▶ **Stored dataset items**:
• • • •

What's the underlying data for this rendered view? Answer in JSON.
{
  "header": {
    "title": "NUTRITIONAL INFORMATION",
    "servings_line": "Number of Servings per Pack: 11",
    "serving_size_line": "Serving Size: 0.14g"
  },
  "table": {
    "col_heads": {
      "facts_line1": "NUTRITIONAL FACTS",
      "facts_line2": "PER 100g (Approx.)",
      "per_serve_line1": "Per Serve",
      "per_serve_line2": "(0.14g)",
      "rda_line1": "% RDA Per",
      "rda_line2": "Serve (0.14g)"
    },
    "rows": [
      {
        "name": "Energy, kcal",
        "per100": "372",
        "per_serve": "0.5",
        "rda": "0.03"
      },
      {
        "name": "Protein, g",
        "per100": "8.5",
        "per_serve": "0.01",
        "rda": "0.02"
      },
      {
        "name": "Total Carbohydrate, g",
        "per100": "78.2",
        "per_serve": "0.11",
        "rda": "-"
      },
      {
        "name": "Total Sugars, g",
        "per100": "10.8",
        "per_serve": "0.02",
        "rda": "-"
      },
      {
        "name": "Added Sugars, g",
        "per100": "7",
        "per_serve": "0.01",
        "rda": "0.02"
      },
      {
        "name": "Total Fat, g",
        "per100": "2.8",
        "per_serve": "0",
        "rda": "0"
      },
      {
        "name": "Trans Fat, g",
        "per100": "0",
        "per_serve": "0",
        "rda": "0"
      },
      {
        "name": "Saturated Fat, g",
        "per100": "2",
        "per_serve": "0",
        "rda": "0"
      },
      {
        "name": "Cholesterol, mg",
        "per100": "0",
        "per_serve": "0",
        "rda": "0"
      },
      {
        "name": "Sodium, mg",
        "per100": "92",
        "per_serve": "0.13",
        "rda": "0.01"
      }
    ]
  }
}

• • • •

▶ **The task**:
What you return must match the records exactly, down to the last line.

▶ **Task output**:
What's the underlying data for this rendered view? Answer in JSON.
{
  "header": {
    "title": "NUTRITIONAL INFORMATION",
    "servings_line": "Number of Servings per Pack: 11",
    "serving_size_line": "Serving Size: 0.14g"
  },
  "table": {
    "col_heads": {
      "facts_line1": "NUTRITIONAL FACTS",
      "facts_line2": "PER 100g (Approx.)",
      "per_serve_line1": "Per Serve",
      "per_serve_line2": "(0.14g)",
      "rda_line1": "% RDA Per",
      "rda_line2": "Serve (0.14g)"
    },
    "rows": [
      {
        "name": "Energy, kcal",
        "per100": "372",
        "per_serve": "0.5",
        "rda": "0.03"
      },
      {
        "name": "Protein, g",
        "per100": "8.5",
        "per_serve": "0.01",
        "rda": "0.02"
      },
      {
        "name": "Total Carbohydrate, g",
        "per100": "78.2",
        "per_serve": "0.11",
        "rda": "-"
      },
      {
        "name": "Total Sugars, g",
        "per100": "10.8",
        "per_serve": "0.02",
        "rda": "-"
      },
      {
        "name": "Added Sugars, g",
        "per100": "7",
        "per_serve": "0.01",
        "rda": "0.02"
      },
      {
        "name": "Total Fat, g",
        "per100": "2.8",
        "per_serve": "0",
        "rda": "0"
      },
      {
        "name": "Trans Fat, g",
        "per100": "0",
        "per_serve": "0",
        "rda": "0"
      },
      {
        "name": "Saturated Fat, g",
        "per100": "2",
        "per_serve": "0",
        "rda": "0"
      },
      {
        "name": "Cholesterol, mg",
        "per100": "0",
        "per_serve": "0",
        "rda": "0"
      },
      {
        "name": "Sodium, mg",
        "per100": "92",
        "per_serve": "0.13",
        "rda": "0.01"
      }
    ]
  }
}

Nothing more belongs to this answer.